• [Quoted text]
=-=-=

Jamieson came to international prominence when he discovered the lost mummy of pharaoh Ramses I following his purchase of the then defunct Niagara Falls Museum. He dealt in a diverse array of curios, including mummies and shrunken heads, and his clientele included the Royal Ontario Museum, the Metropolitan Museum of Art, Sotheby's, Christie's, and rock stars such as Mick Jagger and Steven Tyler.

He lived in a three-storey, 6000 ft2 downtown Toronto loft which doubled as a museum housing thousands of his acquired treasures. The Halloween parties at the loft have been described as "legendary", while his guests at the place included Tyler and Tim Burton. Jamieson died at his home on his 57th birthday, the same day his acquisition of the alleged head of Saint Vitalis of Assisi was completed. The head was acquired for €3,500. After his death, hundreds of his exhibits were auctioned off.

=-=-=

• [Data entries]
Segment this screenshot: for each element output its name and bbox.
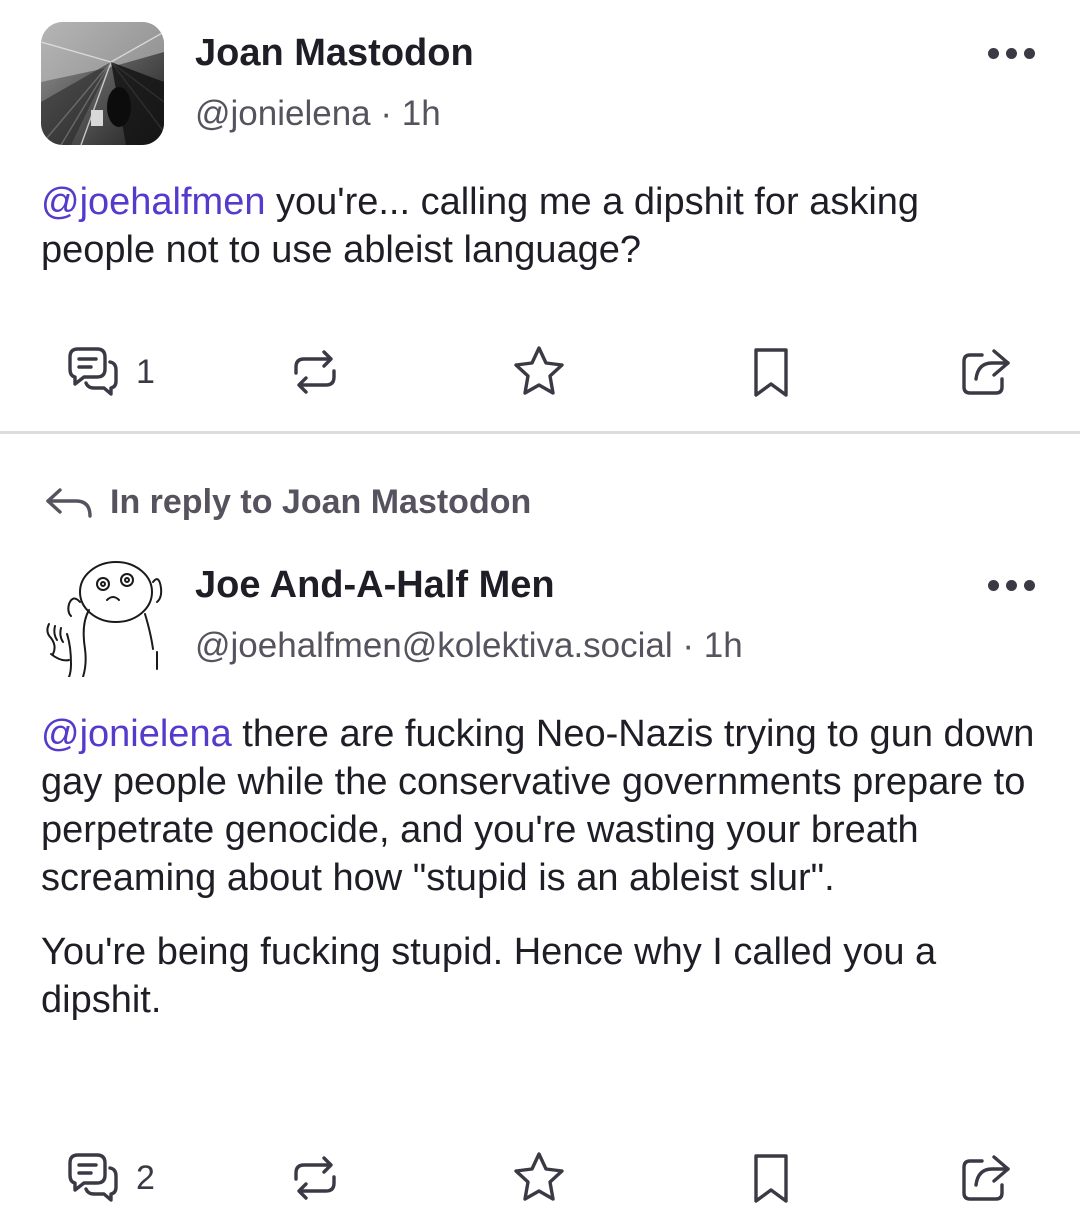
star-icon — [514, 1152, 564, 1201]
mention-link[interactable]: @jonielena — [41, 713, 232, 755]
display-name[interactable]: Joan Mastodon — [195, 32, 474, 75]
post-content: @jonielena there are fucking Neo-Nazis t… — [41, 710, 1041, 1050]
more-options-button[interactable] — [988, 44, 1036, 64]
boost-icon — [294, 1156, 336, 1200]
dot — [988, 48, 999, 59]
share-icon — [962, 349, 1010, 395]
share-button[interactable] — [956, 1148, 1014, 1208]
display-name[interactable]: Joe And-A-Half Men — [195, 564, 555, 607]
meta-separator: · — [682, 626, 695, 665]
boost-button[interactable] — [286, 1148, 344, 1208]
bookmark-button[interactable] — [742, 1148, 800, 1208]
reply-indicator[interactable]: In reply to Joan Mastodon — [44, 482, 531, 522]
reply-indicator-text: In reply to Joan Mastodon — [110, 482, 532, 521]
avatar[interactable] — [41, 22, 164, 145]
bookmark-icon — [754, 1154, 788, 1203]
post-paragraph: @joehalfmen you're... calling me a dipsh… — [41, 178, 1041, 274]
account-meta: @joehalfmen@kolektiva.social · 1h — [195, 626, 743, 666]
meta-separator: · — [380, 94, 393, 133]
share-button[interactable] — [956, 342, 1014, 402]
status-post[interactable]: In reply to Joan Mastodon Joe And-A-Half… — [0, 434, 1080, 1231]
reply-count: 1 — [136, 352, 155, 391]
star-icon — [514, 346, 564, 395]
avatar[interactable] — [41, 554, 164, 677]
favourite-button[interactable] — [510, 342, 568, 402]
bookmark-icon — [754, 348, 788, 397]
dot — [1024, 48, 1035, 59]
post-timestamp[interactable]: 1h — [402, 94, 441, 133]
reply-count: 2 — [136, 1158, 155, 1197]
share-icon — [962, 1155, 1010, 1201]
reply-button[interactable]: 2 — [64, 1148, 155, 1208]
mention-link[interactable]: @joehalfmen — [41, 181, 265, 223]
reply-arrow-icon — [46, 488, 92, 518]
avatar-image — [41, 554, 164, 677]
action-bar: 2 — [0, 1148, 1080, 1208]
favourite-button[interactable] — [510, 1148, 568, 1208]
reply-icon — [68, 1153, 118, 1202]
post-timestamp[interactable]: 1h — [704, 626, 743, 665]
reply-button[interactable]: 1 — [64, 342, 155, 402]
reply-icon — [68, 347, 118, 396]
account-handle[interactable]: @joehalfmen@kolektiva.social — [195, 626, 673, 665]
action-bar: 1 — [0, 342, 1080, 402]
dot — [1024, 580, 1035, 591]
more-options-button[interactable] — [988, 576, 1036, 596]
boost-button[interactable] — [286, 342, 344, 402]
status-post[interactable]: Joan Mastodon @jonielena · 1h @joehalfme… — [0, 0, 1080, 432]
account-handle[interactable]: @jonielena — [195, 94, 371, 133]
avatar-image — [41, 22, 164, 145]
post-paragraph: You're being fucking stupid. Hence why I… — [41, 928, 1041, 1024]
post-text: You're being fucking stupid. Hence why I… — [41, 931, 937, 1021]
account-meta: @jonielena · 1h — [195, 94, 441, 134]
post-content: @joehalfmen you're... calling me a dipsh… — [41, 178, 1041, 300]
boost-icon — [294, 350, 336, 394]
dot — [988, 580, 999, 591]
bookmark-button[interactable] — [742, 342, 800, 402]
dot — [1006, 48, 1017, 59]
dot — [1006, 580, 1017, 591]
post-paragraph: @jonielena there are fucking Neo-Nazis t… — [41, 710, 1041, 902]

=-=-=

• [Tasks for this exercise]
**A.** In the rows, switch "interactable" to "clickable" in the part that opens with the line containing "star-icon — [514, 1152, 564, 1201]" and closes with the line containing "boost-icon — [294, 1156, 336, 1200]". Leave everything else unchanged and return only those lines.
**B.** Please continue the passage about Jamieson from where it stops.

• [Answers to the exercises]
**A.**
star-icon — [514, 1152, 564, 1201]
mention-link[clickable]: @jonielena — [41, 713, 232, 755]
display-name[clickable]: Joan Mastodon — [195, 32, 474, 75]
post-content: @jonielena there are fucking Neo-Nazis t… — [41, 710, 1041, 1050]
more-options-button[clickable] — [988, 44, 1036, 64]
boost-icon — [294, 1156, 336, 1200]

**B.**
==Life==
Jamieson lived in Brampton growing up and became a school drop-out at 14. Subsequently, he worked in sales for a time, and eventually became self-employed waterproofing basements. In 1995, he overdosed on PCP, an experience that led him to change his life path. Following the overdose, Jamieson sold his business and went to South America where he experimented with the entheogenic brew ayahuasca. It was during this time that he developed an interest in shrunken heads and started trading in them.

He was self-educated and eventually became a world-famous art dealer whose clientele included the Royal Ontario Museum, the Metropolitan Museum of Art, Sotheby's, Christie's, and rock stars Mick Jagger and Steven Tyler. His multifaceted collection, housed in his Toronto loft, which also functioned as a museum, included electric chairs, mummies, torture devices, and shrunken heads, among others, and his Halloween parties there have been described as "legendary".

==Loft==
Jamieson's three storey 6,000 sqft downtown Toronto loft on Wellington Street, which housed his extensive collection of curiosities, has been described as "...part Madame Tussauds, part Twilight Zone, as interpreted by Tamara de Lempicka." The loft is 14 ft high, featuring red walls, and a curved staircase connecting the three wooden floors. Visitors to the loft included Steven Tyler and Tim Burton. Jamieson owned close to a dozen shrunken heads, and what amounted to one of the world's largest collections of them.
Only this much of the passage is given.